--- THE EXERCISE ---
Copy the material below word for word, starting with the line that contains "- month-header: Jul: [1430, 421, 1656, 475]" and continuing through the end of the material.

--- INPUT ROWS ---

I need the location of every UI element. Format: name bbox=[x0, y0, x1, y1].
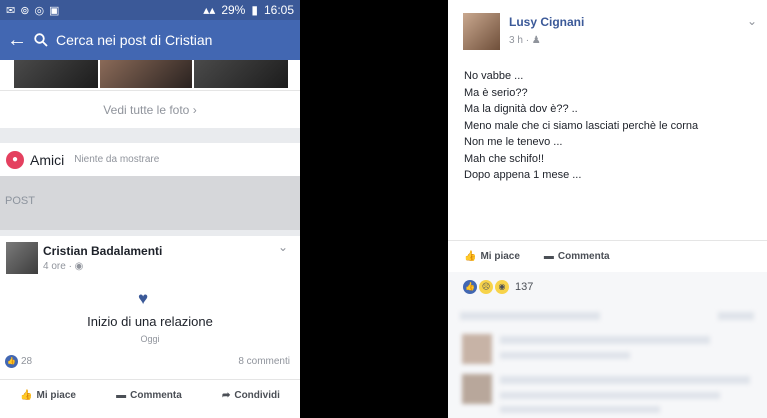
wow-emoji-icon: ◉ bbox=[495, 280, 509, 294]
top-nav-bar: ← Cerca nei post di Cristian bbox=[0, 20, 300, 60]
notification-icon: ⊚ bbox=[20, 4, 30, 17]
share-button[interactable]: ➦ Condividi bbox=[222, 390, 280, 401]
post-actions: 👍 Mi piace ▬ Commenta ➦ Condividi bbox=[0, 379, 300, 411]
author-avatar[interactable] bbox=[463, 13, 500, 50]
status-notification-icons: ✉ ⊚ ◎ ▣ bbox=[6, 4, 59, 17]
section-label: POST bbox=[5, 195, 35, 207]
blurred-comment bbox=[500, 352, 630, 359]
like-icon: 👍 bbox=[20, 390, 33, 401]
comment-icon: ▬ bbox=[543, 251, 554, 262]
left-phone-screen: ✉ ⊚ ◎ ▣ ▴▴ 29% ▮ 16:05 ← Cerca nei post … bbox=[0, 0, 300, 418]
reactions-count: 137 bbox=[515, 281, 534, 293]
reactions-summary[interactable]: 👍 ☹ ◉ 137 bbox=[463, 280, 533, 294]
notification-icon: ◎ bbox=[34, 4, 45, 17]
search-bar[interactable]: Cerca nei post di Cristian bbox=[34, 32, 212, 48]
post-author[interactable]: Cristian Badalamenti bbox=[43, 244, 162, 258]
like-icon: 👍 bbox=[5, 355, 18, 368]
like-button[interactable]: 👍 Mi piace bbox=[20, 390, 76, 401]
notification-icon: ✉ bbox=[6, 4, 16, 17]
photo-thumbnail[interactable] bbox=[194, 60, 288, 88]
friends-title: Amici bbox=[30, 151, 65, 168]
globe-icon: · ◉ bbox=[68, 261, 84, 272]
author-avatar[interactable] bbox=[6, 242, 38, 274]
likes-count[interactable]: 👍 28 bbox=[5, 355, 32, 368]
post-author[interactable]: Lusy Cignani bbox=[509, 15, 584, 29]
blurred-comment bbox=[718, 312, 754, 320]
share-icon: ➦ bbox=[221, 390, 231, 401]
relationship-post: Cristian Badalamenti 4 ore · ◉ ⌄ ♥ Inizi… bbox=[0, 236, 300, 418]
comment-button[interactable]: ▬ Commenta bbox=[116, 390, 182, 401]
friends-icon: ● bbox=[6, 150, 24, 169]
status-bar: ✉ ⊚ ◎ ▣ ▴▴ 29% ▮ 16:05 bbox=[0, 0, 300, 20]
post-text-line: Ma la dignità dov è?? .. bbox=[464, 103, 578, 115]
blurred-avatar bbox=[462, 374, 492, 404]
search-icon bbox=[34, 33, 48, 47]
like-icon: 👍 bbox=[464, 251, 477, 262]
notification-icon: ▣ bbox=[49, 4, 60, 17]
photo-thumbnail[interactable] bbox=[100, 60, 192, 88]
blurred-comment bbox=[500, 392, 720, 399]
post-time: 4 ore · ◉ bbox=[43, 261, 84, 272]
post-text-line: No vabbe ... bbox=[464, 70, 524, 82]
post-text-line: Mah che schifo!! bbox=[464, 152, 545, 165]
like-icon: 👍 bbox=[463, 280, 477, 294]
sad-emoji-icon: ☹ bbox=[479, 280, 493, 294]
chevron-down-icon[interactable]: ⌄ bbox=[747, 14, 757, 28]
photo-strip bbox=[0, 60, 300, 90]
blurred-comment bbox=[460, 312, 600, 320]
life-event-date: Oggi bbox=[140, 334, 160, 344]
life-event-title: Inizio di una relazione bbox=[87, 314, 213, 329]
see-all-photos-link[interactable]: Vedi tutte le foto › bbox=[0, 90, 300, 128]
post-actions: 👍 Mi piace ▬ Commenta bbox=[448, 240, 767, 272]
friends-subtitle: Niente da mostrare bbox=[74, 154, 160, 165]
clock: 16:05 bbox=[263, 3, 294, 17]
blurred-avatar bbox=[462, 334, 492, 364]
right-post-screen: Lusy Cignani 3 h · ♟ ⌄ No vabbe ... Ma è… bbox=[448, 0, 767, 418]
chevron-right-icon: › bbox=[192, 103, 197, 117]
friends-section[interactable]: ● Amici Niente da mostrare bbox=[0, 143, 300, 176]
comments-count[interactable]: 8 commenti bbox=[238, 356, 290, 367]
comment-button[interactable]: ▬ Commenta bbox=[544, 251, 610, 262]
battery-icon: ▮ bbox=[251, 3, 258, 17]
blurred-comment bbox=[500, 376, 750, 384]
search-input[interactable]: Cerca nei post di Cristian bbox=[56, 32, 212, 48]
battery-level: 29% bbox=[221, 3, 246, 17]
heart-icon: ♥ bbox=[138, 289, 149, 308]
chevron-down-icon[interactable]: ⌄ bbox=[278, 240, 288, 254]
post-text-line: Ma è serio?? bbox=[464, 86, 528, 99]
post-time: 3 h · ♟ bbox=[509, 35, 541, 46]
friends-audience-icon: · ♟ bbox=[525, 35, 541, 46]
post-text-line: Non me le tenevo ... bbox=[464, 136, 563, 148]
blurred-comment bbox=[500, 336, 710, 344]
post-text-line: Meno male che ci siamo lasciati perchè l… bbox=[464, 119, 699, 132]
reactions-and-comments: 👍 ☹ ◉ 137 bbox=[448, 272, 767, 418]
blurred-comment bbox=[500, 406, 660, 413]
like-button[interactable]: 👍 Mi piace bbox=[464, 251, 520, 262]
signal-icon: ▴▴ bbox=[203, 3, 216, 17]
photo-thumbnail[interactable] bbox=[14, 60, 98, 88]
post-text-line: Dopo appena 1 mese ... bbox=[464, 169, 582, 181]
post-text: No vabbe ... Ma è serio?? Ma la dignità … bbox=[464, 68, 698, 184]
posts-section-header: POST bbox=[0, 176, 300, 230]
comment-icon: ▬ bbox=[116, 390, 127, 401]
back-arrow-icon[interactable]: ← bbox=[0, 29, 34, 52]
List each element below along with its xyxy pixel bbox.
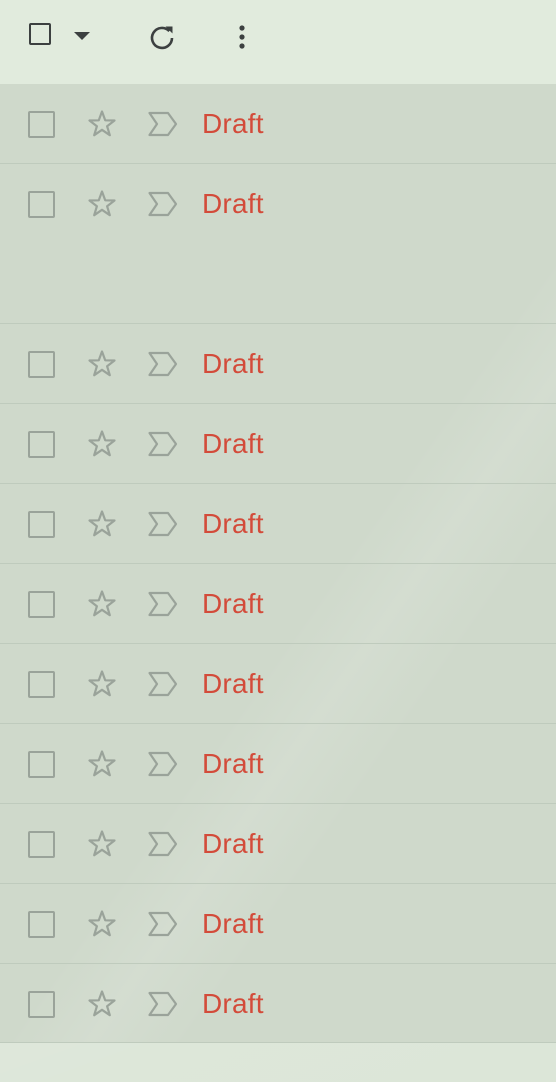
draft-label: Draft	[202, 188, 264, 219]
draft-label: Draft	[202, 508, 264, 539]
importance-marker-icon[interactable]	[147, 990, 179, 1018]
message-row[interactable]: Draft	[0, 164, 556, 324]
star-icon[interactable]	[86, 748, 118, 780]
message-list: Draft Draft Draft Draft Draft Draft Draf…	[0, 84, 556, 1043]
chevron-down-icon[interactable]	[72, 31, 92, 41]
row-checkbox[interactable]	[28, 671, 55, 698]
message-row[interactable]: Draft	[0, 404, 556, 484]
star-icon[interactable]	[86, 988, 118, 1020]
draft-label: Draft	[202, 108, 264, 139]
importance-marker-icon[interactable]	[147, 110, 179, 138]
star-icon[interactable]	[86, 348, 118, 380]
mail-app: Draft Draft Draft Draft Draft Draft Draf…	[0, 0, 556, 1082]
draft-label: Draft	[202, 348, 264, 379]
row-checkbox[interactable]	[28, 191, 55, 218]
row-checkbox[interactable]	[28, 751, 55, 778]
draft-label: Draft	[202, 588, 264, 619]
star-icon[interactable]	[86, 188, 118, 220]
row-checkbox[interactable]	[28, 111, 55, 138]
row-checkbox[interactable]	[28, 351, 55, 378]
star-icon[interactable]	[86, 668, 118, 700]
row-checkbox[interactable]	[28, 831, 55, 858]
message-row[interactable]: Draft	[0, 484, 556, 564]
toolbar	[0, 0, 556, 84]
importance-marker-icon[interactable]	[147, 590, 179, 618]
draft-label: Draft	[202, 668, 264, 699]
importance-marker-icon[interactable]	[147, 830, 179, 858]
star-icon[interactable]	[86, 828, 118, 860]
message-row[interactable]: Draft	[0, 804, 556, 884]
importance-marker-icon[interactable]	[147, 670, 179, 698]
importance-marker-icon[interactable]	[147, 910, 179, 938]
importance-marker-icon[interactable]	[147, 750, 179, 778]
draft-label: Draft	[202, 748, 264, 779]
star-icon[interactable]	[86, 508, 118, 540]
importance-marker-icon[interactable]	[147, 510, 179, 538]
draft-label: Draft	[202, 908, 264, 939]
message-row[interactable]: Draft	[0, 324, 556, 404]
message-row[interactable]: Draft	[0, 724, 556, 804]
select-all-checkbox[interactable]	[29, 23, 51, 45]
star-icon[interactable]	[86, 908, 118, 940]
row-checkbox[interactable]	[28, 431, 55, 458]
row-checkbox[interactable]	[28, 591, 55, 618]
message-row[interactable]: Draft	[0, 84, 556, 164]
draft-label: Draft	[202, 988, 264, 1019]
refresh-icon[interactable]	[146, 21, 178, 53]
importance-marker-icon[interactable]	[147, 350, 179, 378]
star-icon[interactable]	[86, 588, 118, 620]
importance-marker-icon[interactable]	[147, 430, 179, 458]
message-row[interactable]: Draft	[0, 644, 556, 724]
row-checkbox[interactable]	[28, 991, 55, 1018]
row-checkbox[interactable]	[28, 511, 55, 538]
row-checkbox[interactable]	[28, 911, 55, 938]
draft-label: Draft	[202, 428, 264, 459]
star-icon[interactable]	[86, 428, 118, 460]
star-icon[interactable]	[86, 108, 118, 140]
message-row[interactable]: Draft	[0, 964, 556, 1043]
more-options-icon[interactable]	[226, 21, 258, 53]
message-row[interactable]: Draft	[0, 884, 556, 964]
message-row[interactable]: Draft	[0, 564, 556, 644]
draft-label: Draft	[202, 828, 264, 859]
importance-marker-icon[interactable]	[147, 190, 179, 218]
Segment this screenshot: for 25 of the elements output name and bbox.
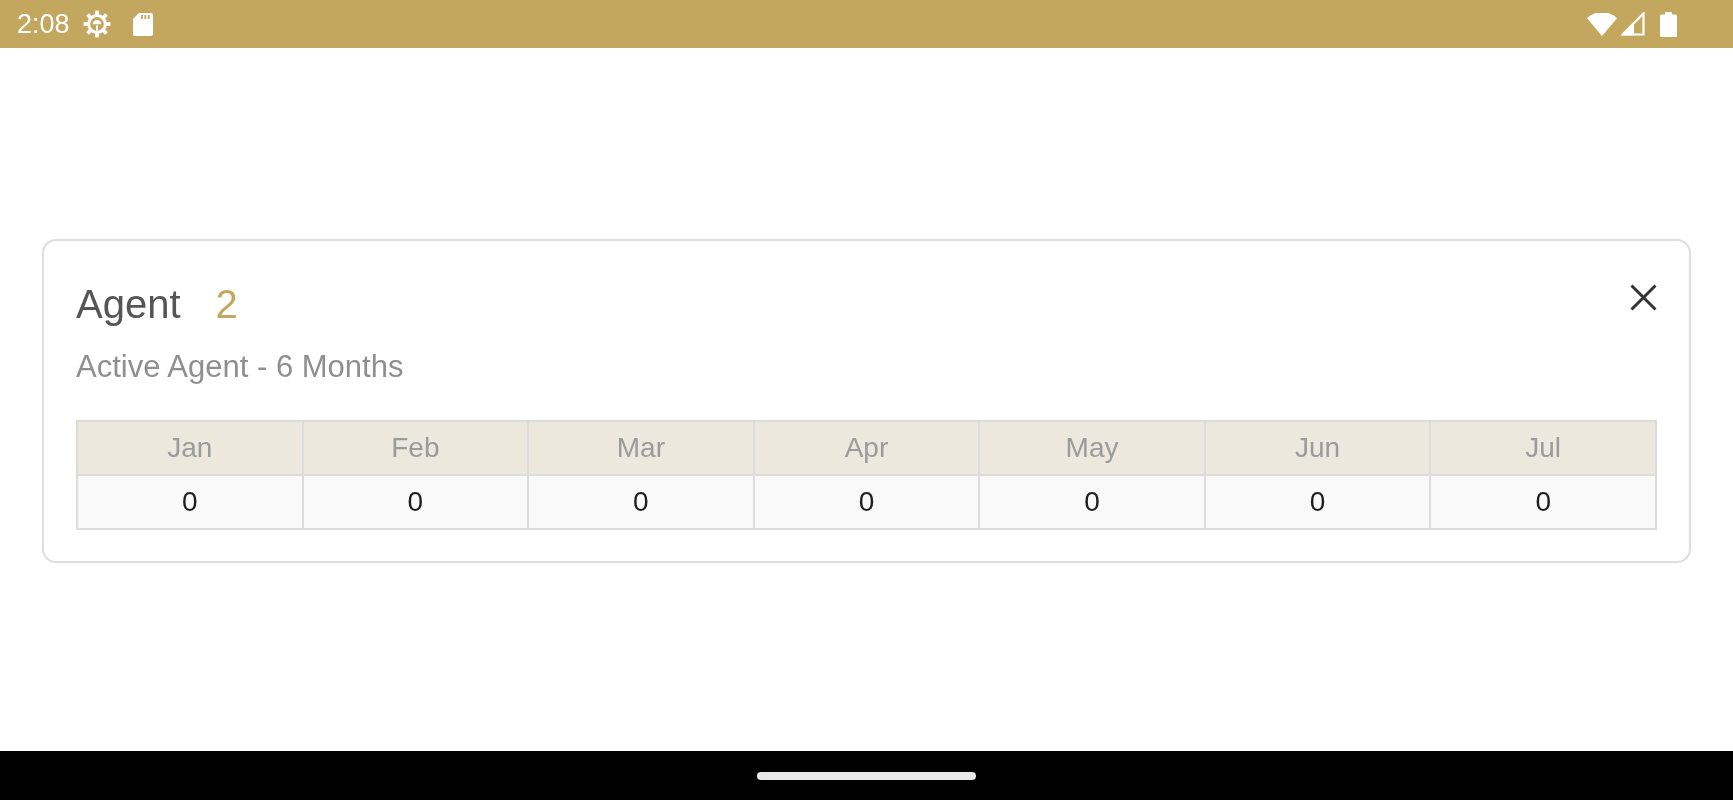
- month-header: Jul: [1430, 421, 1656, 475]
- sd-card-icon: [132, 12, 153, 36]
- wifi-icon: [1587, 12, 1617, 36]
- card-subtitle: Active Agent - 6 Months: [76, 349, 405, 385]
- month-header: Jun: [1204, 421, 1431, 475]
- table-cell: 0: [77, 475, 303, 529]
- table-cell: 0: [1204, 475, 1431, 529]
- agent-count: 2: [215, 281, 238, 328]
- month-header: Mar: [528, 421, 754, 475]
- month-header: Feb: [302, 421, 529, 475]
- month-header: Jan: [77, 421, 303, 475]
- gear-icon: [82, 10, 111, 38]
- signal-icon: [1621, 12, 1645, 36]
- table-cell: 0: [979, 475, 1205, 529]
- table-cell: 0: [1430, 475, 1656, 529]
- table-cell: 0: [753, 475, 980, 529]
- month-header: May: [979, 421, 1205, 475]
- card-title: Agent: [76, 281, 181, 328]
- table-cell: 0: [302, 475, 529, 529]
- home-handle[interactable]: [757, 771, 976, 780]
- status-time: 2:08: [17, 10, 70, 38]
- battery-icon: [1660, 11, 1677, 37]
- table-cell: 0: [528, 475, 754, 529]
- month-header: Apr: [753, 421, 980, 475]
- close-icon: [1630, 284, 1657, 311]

--- WRITTEN SOLUTION ---
- month-header: Jul: [1430, 421, 1656, 475]
- sd-card-icon: [132, 12, 153, 36]
- wifi-icon: [1587, 12, 1617, 36]
- card-subtitle: Active Agent - 6 Months: [76, 349, 405, 385]
- month-header: Jun: [1204, 421, 1431, 475]
- table-cell: 0: [77, 475, 303, 529]
- table-cell: 0: [1204, 475, 1431, 529]
- agent-count: 2: [215, 281, 238, 328]
- month-header: Mar: [528, 421, 754, 475]
- month-header: Feb: [302, 421, 529, 475]
- month-header: Jan: [77, 421, 303, 475]
- gear-icon: [82, 10, 111, 38]
- signal-icon: [1621, 12, 1645, 36]
- table-cell: 0: [979, 475, 1205, 529]
- table-cell: 0: [1430, 475, 1656, 529]
- table-cell: 0: [753, 475, 980, 529]
- month-header: May: [979, 421, 1205, 475]
- card-title: Agent: [76, 281, 181, 328]
- table-cell: 0: [302, 475, 529, 529]
- home-handle[interactable]: [757, 771, 976, 780]
- status-time: 2:08: [17, 10, 70, 38]
- battery-icon: [1660, 11, 1677, 37]
- table-cell: 0: [528, 475, 754, 529]
- month-header: Apr: [753, 421, 980, 475]
- close-icon: [1630, 284, 1657, 311]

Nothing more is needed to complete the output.